#### WRITTEN EXERCISE A:
Answer these questions using the passage on virtual assistants below:
(i) According to the passage, how does personalization differ from contextualization?
(ii) What technology does the passage say can help distinguish speakers in multi-user settings?
(iii) What kind of assistant can serve as a broker to coordinate tasks between individuals and their virtual assistants?

#### TEXT PASSAGE:
* Begin *

Although the focus in here is on contextual-skill recommendation, the results show that personal features contribute significantly to the quality of the recommendations generated. Personalization differs from contextualization because it is unique to the user, whereas contextualization could apply to all users in the same context, perhaps in the same meeting. More studies are needed on the use of personal signals, as well as how best to apply them to devices (such as smart speakers) that may be used in social settings (such as a meeting room or a family residence) where there could be simultaneous users of the virtual assistant, some known to the assistant and some unknown. More broadly, use of virtual assistants in social situations raises corporate product-development policy questions around whose virtual assistant should be employed at any given time in such multi-user settings. Speaker-identification technology15 can help distinguish speakers in these settings to help decide what user profile or even what virtual assistant to apply. A centralized group assistant tied to collective activities (such as meetings21) can also help serve as a broker to coordinate tasks between individuals and their virtual assistants, even across assistant brands.

* End *

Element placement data
* Begin *

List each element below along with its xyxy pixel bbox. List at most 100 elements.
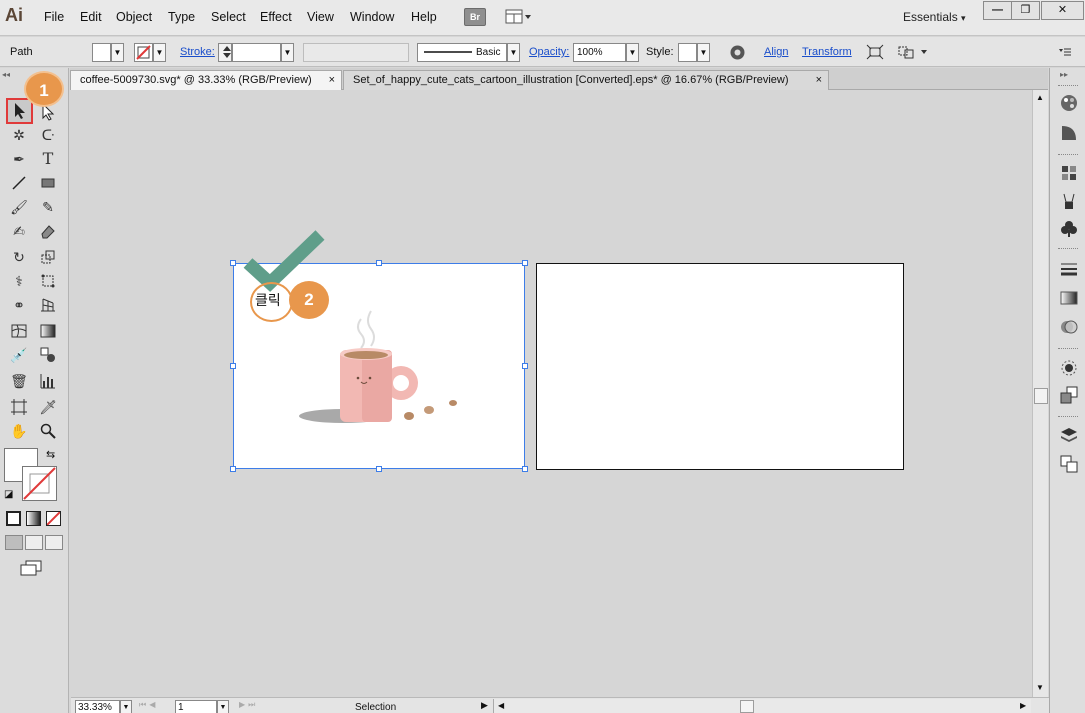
selection-handle[interactable] xyxy=(522,260,528,266)
selection-handle[interactable] xyxy=(230,260,236,266)
pencil-tool[interactable]: ✎ xyxy=(37,196,59,218)
perspective-grid-tool[interactable] xyxy=(37,294,59,316)
slice-tool[interactable]: 🗡 xyxy=(37,396,59,418)
lasso-tool[interactable]: ᑢ xyxy=(37,124,59,146)
arrange-documents-button[interactable] xyxy=(505,9,533,25)
stroke-weight-stepper[interactable] xyxy=(218,43,232,62)
color-guide-icon[interactable] xyxy=(1060,124,1078,142)
scroll-left-arrow[interactable]: ◀ xyxy=(498,701,504,710)
mesh-tool[interactable] xyxy=(8,320,30,342)
opacity-dropdown[interactable]: ▼ xyxy=(626,43,639,62)
rotate-tool[interactable]: ↻ xyxy=(8,246,30,268)
opacity-panel-link[interactable]: Opacity: xyxy=(529,46,569,58)
isolate-group-button[interactable] xyxy=(866,44,884,63)
type-tool[interactable]: T xyxy=(37,148,59,170)
panel-group-grip[interactable] xyxy=(1058,348,1078,351)
close-button[interactable]: ✕ xyxy=(1041,1,1084,20)
collapse-tools-icon[interactable]: ◂◂ xyxy=(2,70,10,79)
artboard-tool[interactable] xyxy=(8,396,30,418)
brushes-icon[interactable] xyxy=(1060,192,1078,210)
selection-handle[interactable] xyxy=(376,260,382,266)
scale-tool[interactable] xyxy=(37,246,59,268)
horizontal-scrollbar[interactable]: ◀ ▶ xyxy=(493,699,1031,713)
brush-dropdown[interactable]: ▼ xyxy=(507,43,520,62)
scroll-down-arrow[interactable]: ▼ xyxy=(1036,683,1044,692)
artboard-number-input[interactable]: 1 xyxy=(175,700,217,713)
graphic-style-swatch[interactable] xyxy=(678,43,697,62)
tab-cats-document[interactable]: Set_of_happy_cute_cats_cartoon_illustrat… xyxy=(343,70,829,90)
brush-definition-select[interactable]: Basic xyxy=(417,43,507,62)
magic-wand-tool[interactable]: ✲ xyxy=(8,124,30,146)
scroll-right-arrow[interactable]: ▶ xyxy=(1020,701,1026,710)
artboards-icon[interactable] xyxy=(1060,455,1078,473)
symbols-club-icon[interactable] xyxy=(1060,220,1078,238)
stroke-weight-input[interactable] xyxy=(232,43,281,62)
menu-type[interactable]: Type xyxy=(168,10,195,24)
stroke-panel-icon[interactable] xyxy=(1060,260,1078,278)
symbol-sprayer-tool[interactable]: 🗑 xyxy=(8,370,30,392)
bridge-button[interactable]: Br xyxy=(464,8,486,26)
first-prev-artboard-icons[interactable]: ⏮◀ xyxy=(139,700,158,710)
graphic-style-dropdown[interactable]: ▼ xyxy=(697,43,710,62)
horizontal-scroll-thumb[interactable] xyxy=(740,700,754,713)
minimize-button[interactable]: — xyxy=(983,1,1012,20)
menu-view[interactable]: View xyxy=(307,10,334,24)
artboard-empty[interactable] xyxy=(536,263,904,470)
shape-builder-tool[interactable]: ⚭ xyxy=(8,294,30,316)
panel-group-grip[interactable] xyxy=(1058,248,1078,251)
zoom-dropdown[interactable]: ▼ xyxy=(120,700,132,713)
stroke-panel-link[interactable]: Stroke: xyxy=(180,46,215,58)
zoom-level-input[interactable]: 33.33% xyxy=(75,700,120,713)
expand-panels-icon[interactable]: ▸▸ xyxy=(1060,70,1068,79)
menu-object[interactable]: Object xyxy=(116,10,152,24)
swatches-icon[interactable] xyxy=(1060,164,1078,182)
stroke-dropdown[interactable]: ▼ xyxy=(153,43,166,62)
tab-close-icon[interactable]: × xyxy=(816,71,822,90)
column-graph-tool[interactable] xyxy=(37,370,59,392)
control-panel-menu[interactable] xyxy=(1058,46,1072,61)
free-transform-tool[interactable] xyxy=(37,270,59,292)
panel-group-grip[interactable] xyxy=(1058,416,1078,419)
tab-coffee-document[interactable]: coffee-5009730.svg* @ 33.33% (RGB/Previe… xyxy=(70,70,342,90)
hand-tool[interactable]: ✋ xyxy=(8,420,30,442)
selection-handle[interactable] xyxy=(230,363,236,369)
workspace-switcher[interactable]: Essentials ▾ xyxy=(903,10,966,24)
swap-fill-stroke-icon[interactable]: ⇆ xyxy=(46,448,55,461)
draw-normal-button[interactable] xyxy=(5,535,23,550)
gradient-mode-button[interactable] xyxy=(26,511,41,526)
stroke-color-box[interactable] xyxy=(22,466,57,501)
next-last-artboard-icons[interactable]: ▶⏭ xyxy=(239,700,258,710)
menu-window[interactable]: Window xyxy=(350,10,394,24)
rectangle-tool[interactable] xyxy=(37,172,59,194)
menu-edit[interactable]: Edit xyxy=(80,10,102,24)
draw-inside-button[interactable] xyxy=(45,535,63,550)
variable-width-profile[interactable] xyxy=(303,43,409,62)
stroke-weight-dropdown[interactable]: ▼ xyxy=(281,43,294,62)
layers-icon[interactable] xyxy=(1060,427,1078,445)
panel-group-grip[interactable] xyxy=(1058,85,1078,88)
selection-handle[interactable] xyxy=(230,466,236,472)
blend-tool[interactable] xyxy=(37,344,59,366)
menu-file[interactable]: File xyxy=(44,10,64,24)
status-menu-arrow[interactable]: ▶ xyxy=(481,700,488,711)
fill-dropdown[interactable]: ▼ xyxy=(111,43,124,62)
menu-effect[interactable]: Effect xyxy=(260,10,292,24)
blob-brush-tool[interactable]: ✍ xyxy=(8,220,30,242)
menu-help[interactable]: Help xyxy=(411,10,437,24)
artboard-dropdown[interactable]: ▼ xyxy=(217,700,229,713)
gradient-tool[interactable] xyxy=(37,320,59,342)
tab-close-icon[interactable]: × xyxy=(329,71,335,90)
pen-tool[interactable]: ✒ xyxy=(8,148,30,170)
selection-handle[interactable] xyxy=(376,466,382,472)
restore-button[interactable]: ❐ xyxy=(1011,1,1040,20)
selection-handle[interactable] xyxy=(522,363,528,369)
recolor-artwork-button[interactable] xyxy=(729,44,746,64)
warp-tool[interactable]: ⚕ xyxy=(8,270,30,292)
menu-select[interactable]: Select xyxy=(211,10,246,24)
vertical-scroll-thumb[interactable] xyxy=(1034,388,1048,404)
line-segment-tool[interactable] xyxy=(8,172,30,194)
none-mode-button[interactable] xyxy=(46,511,61,526)
color-mode-button[interactable] xyxy=(6,511,21,526)
eraser-tool[interactable] xyxy=(37,220,59,242)
panel-group-grip[interactable] xyxy=(1058,154,1078,157)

* End *

#### WRITTEN EXERCISE B:
Return the lines of the records starting at the line that contains "selection-handle[interactable] xyxy=(522,260,528,266)" and ending at the line that contains "scale-tool[interactable] xyxy=(37,246,59,268)", both included, copying each one without any change.

#### OUTPUT A:
(i) Personalization is unique to the user, whereas contextualization could apply to all users in the same context.
(ii) Speaker-identification technology.
(iii) A centralized group assistant tied to collective activities, such as meetings.

#### OUTPUT B:
selection-handle[interactable] xyxy=(522,260,528,266)
selection-handle[interactable] xyxy=(230,260,236,266)
pencil-tool[interactable]: ✎ xyxy=(37,196,59,218)
perspective-grid-tool[interactable] xyxy=(37,294,59,316)
slice-tool[interactable]: 🗡 xyxy=(37,396,59,418)
lasso-tool[interactable]: ᑢ xyxy=(37,124,59,146)
arrange-documents-button[interactable] xyxy=(505,9,533,25)
stroke-weight-stepper[interactable] xyxy=(218,43,232,62)
color-guide-icon[interactable] xyxy=(1060,124,1078,142)
scroll-left-arrow[interactable]: ◀ xyxy=(498,701,504,710)
mesh-tool[interactable] xyxy=(8,320,30,342)
opacity-dropdown[interactable]: ▼ xyxy=(626,43,639,62)
rotate-tool[interactable]: ↻ xyxy=(8,246,30,268)
opacity-panel-link[interactable]: Opacity: xyxy=(529,46,569,58)
isolate-group-button[interactable] xyxy=(866,44,884,63)
type-tool[interactable]: T xyxy=(37,148,59,170)
panel-group-grip[interactable] xyxy=(1058,348,1078,351)
close-button[interactable]: ✕ xyxy=(1041,1,1084,20)
collapse-tools-icon[interactable]: ◂◂ xyxy=(2,70,10,79)
artboard-tool[interactable] xyxy=(8,396,30,418)
brushes-icon[interactable] xyxy=(1060,192,1078,210)
selection-handle[interactable] xyxy=(376,260,382,266)
scale-tool[interactable] xyxy=(37,246,59,268)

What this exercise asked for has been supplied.